Several studies have shown an increase of short-chain fatty acids (SCFAs) level in IBS27,28. SCFAs, such as butyrate and acetate, have many benefits and play an important role in intestine function: enhancing the intestinal barrier, improving intestinal microbiota, regulating immune system and promoting gastrointestinal motility29,30,31,32. However, butyrate may promote visceral hypersensitivity33,34, which is a pathophysiological mechanism in IBS. Clostridium sensu stricto is a representative cluster of the genus Clostridium and exhibits SCFAs35 and it is reported that there is an increase of Clostridium in fecal samples of IBS patients36,37. In this study, we find a decrease of Clostridium sensu stricto after treating with CB and also a significant reduction of Clostridium sensu stricto in responder compared with non-responder. It is supposed to be a potential mechanism in treating IBS-D by CB.

In this study, we demonstrate several significantly different pathways between the placebo group and the CB group. Compared with placebo, treating with CB may downregulate pathways including fatty acid metabolism, beta-alanine metabolism, tryptophan metabolism, etc. Increased level of SCFAs is observed in IBS27,28. In the present study, we declare a decrease of SCFA-produced Clostridium sensu stricto after treating with CB, which may improve fatty acid metabolism in IBS patients. Increased level of alanine is reported in stool samples of IBS patients38 and the metabolite of tryptophan, serotonin, play an important role in gastrointestinal motility and IBS39,40. The improvement of alanine and tryptophan metabolism may reflect the alanine and serotonin in bowel and ameliorate the IBS symptoms.

In general, the analysis of stool samples between the placebo group and the CB group is not as significant as we expected. Associated with the clinical symptoms, the improvement of IBS symptom is based on quality of life and stool frequency, but not abdominal pain and bloating. These results may indicate a limited change in bowel microbiota or regulated pathways.

# # # # # # #

_WHAT TO WORK ON_
A - In the IBS study discussion, which two measures does the improvement of IBS symptoms rest on?
B - List every benefit of short-chain fatty acids for intestine function that the IBS study discussion names.
C - Carry on the IBS study discussion from its last sentence.

# # # # # # #

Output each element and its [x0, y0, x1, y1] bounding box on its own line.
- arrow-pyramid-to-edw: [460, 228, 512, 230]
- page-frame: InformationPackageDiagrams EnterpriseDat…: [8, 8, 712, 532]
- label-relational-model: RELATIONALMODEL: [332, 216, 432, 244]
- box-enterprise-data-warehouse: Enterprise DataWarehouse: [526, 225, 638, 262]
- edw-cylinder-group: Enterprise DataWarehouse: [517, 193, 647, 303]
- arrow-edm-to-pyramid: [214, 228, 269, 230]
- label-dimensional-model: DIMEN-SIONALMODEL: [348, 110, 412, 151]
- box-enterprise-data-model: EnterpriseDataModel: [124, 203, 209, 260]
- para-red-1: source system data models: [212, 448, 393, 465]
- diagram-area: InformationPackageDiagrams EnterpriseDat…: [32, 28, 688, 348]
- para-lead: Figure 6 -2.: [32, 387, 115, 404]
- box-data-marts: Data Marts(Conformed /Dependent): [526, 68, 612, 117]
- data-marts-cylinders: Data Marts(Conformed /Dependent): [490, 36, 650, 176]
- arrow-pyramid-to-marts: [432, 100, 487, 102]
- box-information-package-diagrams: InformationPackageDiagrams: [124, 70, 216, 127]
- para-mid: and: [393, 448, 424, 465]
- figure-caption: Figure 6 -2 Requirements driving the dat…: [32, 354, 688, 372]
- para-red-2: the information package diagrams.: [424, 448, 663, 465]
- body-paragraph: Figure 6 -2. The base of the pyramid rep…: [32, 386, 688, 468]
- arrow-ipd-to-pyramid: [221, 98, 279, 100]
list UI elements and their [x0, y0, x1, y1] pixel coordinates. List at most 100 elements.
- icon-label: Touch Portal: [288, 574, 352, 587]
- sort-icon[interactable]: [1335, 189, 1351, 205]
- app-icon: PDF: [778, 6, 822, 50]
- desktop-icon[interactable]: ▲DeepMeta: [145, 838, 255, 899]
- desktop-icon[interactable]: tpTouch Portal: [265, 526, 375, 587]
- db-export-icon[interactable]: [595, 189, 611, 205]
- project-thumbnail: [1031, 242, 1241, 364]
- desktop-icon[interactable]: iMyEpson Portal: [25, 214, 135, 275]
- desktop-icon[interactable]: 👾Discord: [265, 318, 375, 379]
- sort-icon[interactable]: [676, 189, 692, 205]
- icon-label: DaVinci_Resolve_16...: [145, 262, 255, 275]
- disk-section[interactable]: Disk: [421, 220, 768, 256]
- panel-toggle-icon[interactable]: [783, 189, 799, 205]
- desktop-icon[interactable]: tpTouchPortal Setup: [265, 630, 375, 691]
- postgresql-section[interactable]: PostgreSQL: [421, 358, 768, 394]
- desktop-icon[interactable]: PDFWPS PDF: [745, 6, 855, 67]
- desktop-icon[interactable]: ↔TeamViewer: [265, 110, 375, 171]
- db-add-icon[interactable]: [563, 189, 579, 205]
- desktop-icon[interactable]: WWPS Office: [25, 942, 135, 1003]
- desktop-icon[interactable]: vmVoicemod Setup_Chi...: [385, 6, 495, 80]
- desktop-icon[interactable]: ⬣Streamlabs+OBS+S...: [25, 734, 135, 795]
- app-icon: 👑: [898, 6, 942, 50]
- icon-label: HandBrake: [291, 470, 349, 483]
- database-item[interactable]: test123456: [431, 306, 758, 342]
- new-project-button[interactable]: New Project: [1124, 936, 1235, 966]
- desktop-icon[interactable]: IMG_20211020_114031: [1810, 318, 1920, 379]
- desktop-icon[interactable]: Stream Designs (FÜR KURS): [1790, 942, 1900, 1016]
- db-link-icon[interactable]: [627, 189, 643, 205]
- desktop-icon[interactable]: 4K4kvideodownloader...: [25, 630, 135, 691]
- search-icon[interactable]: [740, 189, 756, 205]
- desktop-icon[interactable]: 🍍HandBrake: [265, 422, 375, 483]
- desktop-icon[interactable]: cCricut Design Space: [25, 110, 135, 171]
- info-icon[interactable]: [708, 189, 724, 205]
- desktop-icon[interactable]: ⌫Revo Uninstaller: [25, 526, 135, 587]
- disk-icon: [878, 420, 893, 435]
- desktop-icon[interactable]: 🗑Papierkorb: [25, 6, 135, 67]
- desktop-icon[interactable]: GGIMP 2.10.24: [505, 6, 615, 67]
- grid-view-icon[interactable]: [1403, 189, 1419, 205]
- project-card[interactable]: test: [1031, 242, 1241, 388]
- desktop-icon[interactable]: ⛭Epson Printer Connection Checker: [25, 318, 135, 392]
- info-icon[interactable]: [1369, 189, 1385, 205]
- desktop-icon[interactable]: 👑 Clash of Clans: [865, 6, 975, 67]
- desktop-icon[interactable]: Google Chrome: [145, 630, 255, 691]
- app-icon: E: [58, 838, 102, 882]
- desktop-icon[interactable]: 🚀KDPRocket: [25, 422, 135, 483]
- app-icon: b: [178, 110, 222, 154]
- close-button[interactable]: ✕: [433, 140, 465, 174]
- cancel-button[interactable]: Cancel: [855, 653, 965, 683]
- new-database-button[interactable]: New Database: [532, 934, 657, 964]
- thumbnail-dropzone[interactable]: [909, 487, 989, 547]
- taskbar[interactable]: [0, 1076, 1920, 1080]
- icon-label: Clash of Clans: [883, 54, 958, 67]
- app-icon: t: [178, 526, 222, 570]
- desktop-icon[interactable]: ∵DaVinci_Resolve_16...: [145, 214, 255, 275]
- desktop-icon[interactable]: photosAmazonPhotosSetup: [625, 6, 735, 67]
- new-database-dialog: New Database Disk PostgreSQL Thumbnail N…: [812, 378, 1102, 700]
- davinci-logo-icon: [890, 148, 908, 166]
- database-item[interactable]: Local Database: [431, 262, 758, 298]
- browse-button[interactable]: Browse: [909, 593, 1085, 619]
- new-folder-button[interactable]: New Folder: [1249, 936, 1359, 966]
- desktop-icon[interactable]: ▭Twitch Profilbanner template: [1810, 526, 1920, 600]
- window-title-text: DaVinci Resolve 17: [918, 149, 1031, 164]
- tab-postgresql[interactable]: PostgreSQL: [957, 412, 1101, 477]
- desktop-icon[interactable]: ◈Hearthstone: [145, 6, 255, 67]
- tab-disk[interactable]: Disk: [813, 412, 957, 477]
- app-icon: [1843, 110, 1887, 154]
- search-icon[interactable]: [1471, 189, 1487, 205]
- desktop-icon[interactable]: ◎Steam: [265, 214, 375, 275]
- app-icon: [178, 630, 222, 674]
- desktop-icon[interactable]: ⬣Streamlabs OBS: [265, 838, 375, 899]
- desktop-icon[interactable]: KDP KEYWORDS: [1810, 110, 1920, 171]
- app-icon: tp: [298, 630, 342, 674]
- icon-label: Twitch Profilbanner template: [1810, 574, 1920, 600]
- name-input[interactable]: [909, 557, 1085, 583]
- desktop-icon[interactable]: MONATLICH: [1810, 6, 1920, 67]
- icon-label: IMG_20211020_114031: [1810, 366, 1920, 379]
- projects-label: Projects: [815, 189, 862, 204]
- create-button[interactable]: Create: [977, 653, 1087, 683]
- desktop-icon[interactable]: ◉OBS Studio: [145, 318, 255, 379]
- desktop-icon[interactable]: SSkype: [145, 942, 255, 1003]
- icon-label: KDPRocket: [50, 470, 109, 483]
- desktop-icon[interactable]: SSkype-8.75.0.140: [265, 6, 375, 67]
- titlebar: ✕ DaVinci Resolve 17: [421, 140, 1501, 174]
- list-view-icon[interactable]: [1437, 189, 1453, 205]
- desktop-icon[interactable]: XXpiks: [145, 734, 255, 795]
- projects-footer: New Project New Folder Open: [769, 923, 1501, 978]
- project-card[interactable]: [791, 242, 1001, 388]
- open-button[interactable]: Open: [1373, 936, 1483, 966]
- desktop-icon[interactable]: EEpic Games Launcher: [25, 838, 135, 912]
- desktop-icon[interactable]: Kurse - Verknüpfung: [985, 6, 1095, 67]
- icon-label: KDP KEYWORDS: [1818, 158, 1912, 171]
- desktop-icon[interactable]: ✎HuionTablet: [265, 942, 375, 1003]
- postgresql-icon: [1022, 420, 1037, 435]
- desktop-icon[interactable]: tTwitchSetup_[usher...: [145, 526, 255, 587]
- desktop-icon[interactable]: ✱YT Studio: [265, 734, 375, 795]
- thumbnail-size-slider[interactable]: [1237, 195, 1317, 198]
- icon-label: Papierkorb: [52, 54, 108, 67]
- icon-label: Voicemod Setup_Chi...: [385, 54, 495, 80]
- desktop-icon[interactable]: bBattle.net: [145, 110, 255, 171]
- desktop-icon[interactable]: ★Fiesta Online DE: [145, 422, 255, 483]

# # # # # # #

_RESPONSES IN ORDER_
A - Quality of life and stool frequency.

B - Enhancing the intestinal barrier, improving intestinal microbiota, regulating the immune system, promoting gastrointestinal motility

C -
There are several limitations of this study. We analyze the IBS symptoms and fecal microbiota only at baseline and week 4 without a long-term surveillance. The continuous change in IBS symptom scores and fecal microbiota and the reaction after discontinuation cannot be proved. Furthermore, as only one dose of CB is used in this study, we cannot confirm the efficacy of CB with different doses in IBS treatment and the optimal dosing regimen. A further study of clinic use of CB is still needed. Another limitation is that lack of diet evaluation. However, we consider that a large sample size and randomization may reduce the difference of diet among patients and the effect of diet on the final results is weak. We focus on the fecal microbiota as a mechanism of CB in treating IBS-D. Since it is reported that CB participates in intestine function with some other mechanisms, such as immune regulation, a more detailed mechanism of CB in basic medicine and clinic is required.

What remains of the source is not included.